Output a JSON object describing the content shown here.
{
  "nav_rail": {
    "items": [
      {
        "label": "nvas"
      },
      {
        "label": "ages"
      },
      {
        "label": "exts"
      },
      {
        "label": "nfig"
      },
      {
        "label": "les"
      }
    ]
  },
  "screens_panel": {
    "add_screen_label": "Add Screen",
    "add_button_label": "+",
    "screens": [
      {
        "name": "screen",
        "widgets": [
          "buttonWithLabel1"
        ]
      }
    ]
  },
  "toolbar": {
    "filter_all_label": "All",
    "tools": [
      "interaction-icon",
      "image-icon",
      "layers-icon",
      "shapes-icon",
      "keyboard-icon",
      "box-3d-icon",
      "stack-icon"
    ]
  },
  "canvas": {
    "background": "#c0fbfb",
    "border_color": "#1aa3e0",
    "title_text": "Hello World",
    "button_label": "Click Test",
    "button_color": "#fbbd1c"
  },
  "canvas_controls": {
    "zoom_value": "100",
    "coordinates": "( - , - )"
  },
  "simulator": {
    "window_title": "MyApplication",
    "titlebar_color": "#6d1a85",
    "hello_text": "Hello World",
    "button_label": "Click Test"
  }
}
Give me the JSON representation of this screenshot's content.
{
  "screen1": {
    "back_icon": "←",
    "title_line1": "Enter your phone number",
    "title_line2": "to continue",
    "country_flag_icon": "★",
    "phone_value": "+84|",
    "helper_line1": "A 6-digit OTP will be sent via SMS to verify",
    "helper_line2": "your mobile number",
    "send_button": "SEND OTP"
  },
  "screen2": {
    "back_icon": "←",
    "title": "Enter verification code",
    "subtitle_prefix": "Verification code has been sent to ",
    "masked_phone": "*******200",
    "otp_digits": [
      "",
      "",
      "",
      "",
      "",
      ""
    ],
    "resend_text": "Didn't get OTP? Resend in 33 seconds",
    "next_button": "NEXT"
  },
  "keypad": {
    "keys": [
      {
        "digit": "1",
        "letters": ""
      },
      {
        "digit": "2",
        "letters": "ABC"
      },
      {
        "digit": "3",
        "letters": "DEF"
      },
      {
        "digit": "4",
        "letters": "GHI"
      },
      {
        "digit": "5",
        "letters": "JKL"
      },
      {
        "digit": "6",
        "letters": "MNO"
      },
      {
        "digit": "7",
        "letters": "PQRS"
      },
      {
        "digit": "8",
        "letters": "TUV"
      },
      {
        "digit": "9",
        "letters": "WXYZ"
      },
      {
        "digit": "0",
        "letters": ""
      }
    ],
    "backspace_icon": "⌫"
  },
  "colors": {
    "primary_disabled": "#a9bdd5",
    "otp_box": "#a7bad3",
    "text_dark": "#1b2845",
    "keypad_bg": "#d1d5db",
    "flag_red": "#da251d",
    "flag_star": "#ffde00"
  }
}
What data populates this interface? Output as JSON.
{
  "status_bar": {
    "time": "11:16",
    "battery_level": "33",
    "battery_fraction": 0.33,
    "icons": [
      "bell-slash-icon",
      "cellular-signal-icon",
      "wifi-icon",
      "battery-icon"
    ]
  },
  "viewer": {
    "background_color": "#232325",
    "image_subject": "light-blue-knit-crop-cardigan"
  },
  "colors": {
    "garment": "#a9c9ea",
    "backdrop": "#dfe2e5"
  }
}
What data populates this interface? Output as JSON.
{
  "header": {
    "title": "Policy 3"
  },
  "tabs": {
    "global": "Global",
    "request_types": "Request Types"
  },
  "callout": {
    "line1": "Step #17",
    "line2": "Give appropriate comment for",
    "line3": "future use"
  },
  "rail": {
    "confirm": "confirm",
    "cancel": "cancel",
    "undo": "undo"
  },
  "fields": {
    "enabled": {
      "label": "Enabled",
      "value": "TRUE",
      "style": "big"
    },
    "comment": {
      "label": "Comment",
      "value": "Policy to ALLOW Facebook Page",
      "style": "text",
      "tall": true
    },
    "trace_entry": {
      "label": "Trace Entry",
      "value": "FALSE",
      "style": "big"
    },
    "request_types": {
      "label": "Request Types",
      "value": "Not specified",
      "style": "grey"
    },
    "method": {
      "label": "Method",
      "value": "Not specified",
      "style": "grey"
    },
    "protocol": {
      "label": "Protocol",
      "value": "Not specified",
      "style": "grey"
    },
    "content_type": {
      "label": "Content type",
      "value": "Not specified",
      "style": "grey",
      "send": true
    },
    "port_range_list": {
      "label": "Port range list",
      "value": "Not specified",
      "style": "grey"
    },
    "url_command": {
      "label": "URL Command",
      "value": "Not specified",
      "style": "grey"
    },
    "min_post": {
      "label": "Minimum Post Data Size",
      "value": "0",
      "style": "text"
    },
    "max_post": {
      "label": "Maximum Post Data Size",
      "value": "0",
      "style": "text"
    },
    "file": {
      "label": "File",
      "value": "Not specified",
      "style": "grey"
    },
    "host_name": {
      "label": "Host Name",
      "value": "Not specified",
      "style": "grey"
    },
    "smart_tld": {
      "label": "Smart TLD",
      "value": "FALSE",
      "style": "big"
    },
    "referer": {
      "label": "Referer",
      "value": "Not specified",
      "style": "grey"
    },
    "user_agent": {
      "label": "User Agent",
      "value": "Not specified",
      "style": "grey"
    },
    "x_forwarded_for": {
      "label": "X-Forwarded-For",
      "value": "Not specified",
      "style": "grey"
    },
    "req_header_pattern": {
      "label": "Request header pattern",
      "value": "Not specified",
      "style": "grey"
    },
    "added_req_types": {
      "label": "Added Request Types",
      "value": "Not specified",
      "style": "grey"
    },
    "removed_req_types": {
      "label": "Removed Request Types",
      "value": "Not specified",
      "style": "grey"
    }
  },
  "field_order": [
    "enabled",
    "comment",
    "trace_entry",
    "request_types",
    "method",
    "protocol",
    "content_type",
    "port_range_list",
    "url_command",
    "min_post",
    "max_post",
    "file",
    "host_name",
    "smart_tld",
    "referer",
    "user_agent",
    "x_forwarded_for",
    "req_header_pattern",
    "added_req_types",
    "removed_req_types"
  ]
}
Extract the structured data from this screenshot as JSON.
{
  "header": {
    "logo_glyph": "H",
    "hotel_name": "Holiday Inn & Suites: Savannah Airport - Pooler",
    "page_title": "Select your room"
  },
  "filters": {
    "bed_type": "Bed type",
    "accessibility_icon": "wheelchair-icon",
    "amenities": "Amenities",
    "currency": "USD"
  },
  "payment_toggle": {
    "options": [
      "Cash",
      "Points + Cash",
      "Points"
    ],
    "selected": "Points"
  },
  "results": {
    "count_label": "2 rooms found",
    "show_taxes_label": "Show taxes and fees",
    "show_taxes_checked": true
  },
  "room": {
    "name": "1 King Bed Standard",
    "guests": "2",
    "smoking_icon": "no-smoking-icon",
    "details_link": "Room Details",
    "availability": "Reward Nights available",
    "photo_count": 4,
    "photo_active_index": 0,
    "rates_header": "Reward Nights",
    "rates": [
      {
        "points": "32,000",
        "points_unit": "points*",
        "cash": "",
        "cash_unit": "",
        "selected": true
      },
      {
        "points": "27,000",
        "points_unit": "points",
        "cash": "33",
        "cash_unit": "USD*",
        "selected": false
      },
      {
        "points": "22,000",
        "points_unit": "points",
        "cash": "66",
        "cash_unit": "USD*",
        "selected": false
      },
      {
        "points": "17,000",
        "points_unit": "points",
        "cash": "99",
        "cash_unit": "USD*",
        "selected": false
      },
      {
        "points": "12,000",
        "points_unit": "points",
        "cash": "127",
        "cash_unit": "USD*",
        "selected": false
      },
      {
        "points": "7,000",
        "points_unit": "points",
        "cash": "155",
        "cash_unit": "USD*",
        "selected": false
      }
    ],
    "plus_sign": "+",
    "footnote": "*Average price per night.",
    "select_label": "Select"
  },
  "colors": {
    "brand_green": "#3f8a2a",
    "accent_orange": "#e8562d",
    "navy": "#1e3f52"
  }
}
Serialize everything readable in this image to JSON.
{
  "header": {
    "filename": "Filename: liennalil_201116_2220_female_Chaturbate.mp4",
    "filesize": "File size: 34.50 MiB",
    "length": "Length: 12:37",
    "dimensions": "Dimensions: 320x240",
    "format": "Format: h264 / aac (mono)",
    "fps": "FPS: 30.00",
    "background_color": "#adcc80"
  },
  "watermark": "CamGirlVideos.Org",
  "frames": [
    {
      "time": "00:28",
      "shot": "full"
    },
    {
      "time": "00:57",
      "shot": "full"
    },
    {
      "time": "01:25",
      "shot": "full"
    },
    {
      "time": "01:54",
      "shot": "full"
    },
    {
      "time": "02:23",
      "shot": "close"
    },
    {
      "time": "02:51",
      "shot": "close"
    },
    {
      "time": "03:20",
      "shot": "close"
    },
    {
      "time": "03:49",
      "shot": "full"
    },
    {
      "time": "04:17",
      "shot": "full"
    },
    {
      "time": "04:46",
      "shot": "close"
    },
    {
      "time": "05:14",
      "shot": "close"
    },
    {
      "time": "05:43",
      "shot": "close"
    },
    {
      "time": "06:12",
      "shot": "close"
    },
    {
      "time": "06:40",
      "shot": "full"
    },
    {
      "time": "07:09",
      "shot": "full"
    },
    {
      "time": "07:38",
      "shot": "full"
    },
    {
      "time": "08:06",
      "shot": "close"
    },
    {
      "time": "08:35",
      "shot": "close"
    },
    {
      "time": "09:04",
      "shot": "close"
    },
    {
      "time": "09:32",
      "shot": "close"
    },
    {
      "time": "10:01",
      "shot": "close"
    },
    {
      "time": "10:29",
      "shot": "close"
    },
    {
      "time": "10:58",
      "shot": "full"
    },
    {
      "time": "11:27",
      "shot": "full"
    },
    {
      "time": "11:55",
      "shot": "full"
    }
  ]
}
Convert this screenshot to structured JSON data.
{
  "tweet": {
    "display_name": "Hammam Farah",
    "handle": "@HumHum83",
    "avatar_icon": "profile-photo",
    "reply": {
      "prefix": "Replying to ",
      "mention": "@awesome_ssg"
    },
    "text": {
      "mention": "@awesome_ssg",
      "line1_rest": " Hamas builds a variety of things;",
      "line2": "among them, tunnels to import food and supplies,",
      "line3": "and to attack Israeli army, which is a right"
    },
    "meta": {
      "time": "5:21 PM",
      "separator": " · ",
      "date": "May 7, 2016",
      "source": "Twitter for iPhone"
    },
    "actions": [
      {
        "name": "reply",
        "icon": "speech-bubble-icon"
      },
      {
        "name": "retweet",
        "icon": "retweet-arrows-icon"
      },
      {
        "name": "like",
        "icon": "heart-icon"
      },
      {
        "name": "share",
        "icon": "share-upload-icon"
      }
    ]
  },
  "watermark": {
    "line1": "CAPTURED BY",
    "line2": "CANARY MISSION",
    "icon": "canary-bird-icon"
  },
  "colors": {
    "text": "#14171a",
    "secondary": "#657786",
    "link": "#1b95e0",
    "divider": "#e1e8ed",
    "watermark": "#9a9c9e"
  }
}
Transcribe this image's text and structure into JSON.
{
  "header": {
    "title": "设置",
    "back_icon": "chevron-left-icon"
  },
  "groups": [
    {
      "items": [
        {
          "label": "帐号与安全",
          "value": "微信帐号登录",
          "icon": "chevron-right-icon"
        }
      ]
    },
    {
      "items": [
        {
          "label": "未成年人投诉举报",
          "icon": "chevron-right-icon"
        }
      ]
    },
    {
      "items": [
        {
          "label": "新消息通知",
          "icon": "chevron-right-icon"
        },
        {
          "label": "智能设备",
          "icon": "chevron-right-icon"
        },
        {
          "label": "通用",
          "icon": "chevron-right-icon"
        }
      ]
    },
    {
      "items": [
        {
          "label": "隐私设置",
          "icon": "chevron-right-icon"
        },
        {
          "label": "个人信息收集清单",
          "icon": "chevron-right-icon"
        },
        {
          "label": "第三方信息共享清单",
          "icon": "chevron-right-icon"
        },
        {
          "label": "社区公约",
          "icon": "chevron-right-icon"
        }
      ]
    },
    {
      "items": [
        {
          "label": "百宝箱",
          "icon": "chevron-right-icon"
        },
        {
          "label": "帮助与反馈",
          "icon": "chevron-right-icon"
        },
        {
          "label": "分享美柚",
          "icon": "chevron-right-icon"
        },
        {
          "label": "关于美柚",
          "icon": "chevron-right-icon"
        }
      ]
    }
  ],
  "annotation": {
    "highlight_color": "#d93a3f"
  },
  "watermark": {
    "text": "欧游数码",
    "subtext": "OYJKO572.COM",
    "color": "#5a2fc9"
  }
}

Work to be completed:
Filter the entries down to the lines containing "mention". Copy each of those lines.

Finished task:
      "mention": "@awesome_ssg"
      "mention": "@awesome_ssg",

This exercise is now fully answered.